* **Problem statement**:
Count every line of the listing where the string "label" occurs, and reply with the count alone.

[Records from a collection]

★ ★ ★ ★ ★ ★ ★

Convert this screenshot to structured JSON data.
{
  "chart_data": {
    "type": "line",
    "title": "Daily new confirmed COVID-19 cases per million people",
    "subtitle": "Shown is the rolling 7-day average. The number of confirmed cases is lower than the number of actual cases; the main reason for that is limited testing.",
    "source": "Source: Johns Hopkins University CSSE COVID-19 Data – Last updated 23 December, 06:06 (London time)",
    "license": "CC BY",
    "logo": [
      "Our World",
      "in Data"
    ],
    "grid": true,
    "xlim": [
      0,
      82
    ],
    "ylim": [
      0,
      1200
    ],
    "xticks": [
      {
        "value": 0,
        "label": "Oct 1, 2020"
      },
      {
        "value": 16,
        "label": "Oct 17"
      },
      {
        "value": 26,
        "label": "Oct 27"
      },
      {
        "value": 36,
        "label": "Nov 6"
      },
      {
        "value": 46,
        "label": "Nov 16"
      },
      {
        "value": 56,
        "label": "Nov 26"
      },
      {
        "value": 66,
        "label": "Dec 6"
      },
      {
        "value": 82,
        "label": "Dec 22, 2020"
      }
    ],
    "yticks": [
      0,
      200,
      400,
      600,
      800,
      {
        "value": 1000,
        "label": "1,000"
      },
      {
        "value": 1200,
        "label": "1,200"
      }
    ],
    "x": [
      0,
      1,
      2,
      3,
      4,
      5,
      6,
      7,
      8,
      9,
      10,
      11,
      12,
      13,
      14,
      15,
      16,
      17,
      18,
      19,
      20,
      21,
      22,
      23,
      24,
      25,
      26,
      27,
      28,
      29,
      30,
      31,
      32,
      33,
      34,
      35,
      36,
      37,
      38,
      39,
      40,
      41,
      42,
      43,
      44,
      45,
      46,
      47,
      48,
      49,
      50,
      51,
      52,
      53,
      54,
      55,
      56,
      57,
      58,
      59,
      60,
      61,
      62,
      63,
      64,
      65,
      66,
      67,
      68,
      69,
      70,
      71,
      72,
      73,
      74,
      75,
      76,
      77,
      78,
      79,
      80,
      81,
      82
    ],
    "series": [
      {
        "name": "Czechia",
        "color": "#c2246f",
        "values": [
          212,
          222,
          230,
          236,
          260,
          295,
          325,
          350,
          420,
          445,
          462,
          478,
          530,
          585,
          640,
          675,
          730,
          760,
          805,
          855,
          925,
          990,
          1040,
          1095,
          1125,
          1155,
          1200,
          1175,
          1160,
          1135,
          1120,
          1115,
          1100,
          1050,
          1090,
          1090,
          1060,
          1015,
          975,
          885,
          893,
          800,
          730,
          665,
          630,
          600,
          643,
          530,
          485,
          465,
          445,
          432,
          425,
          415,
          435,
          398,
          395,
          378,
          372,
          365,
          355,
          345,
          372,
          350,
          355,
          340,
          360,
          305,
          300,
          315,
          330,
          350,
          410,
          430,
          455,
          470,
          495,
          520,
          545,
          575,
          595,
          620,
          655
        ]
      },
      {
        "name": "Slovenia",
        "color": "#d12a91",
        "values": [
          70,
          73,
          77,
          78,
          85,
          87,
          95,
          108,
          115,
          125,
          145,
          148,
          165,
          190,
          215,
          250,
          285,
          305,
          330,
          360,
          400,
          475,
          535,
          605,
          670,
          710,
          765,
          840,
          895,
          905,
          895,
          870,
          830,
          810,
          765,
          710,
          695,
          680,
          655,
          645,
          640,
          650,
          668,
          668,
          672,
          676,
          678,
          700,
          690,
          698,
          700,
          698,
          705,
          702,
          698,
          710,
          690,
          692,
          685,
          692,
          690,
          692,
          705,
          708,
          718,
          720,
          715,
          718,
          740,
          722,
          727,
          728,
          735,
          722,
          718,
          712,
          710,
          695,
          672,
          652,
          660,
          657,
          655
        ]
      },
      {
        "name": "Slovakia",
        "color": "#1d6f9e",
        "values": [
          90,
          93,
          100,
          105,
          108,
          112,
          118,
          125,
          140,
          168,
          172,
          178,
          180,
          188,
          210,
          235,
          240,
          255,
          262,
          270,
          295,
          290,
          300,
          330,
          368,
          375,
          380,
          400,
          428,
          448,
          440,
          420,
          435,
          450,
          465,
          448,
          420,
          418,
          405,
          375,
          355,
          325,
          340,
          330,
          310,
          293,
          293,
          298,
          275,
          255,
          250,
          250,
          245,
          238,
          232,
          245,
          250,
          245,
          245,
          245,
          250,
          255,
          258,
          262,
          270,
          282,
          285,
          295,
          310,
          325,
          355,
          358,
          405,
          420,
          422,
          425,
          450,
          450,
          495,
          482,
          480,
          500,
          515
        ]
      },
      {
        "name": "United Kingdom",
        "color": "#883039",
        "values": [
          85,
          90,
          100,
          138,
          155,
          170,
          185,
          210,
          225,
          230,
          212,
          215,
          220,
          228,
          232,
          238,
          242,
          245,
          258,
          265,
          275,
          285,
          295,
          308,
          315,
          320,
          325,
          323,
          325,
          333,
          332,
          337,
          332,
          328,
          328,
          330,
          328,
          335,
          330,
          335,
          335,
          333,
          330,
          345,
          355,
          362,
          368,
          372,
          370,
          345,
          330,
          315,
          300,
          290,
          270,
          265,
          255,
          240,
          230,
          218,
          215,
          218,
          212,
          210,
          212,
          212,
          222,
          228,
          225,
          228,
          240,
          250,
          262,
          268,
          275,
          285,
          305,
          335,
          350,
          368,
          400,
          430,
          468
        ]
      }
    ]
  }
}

★ ★ ★ ★ ★ ★ ★

* **Solved problem**:
10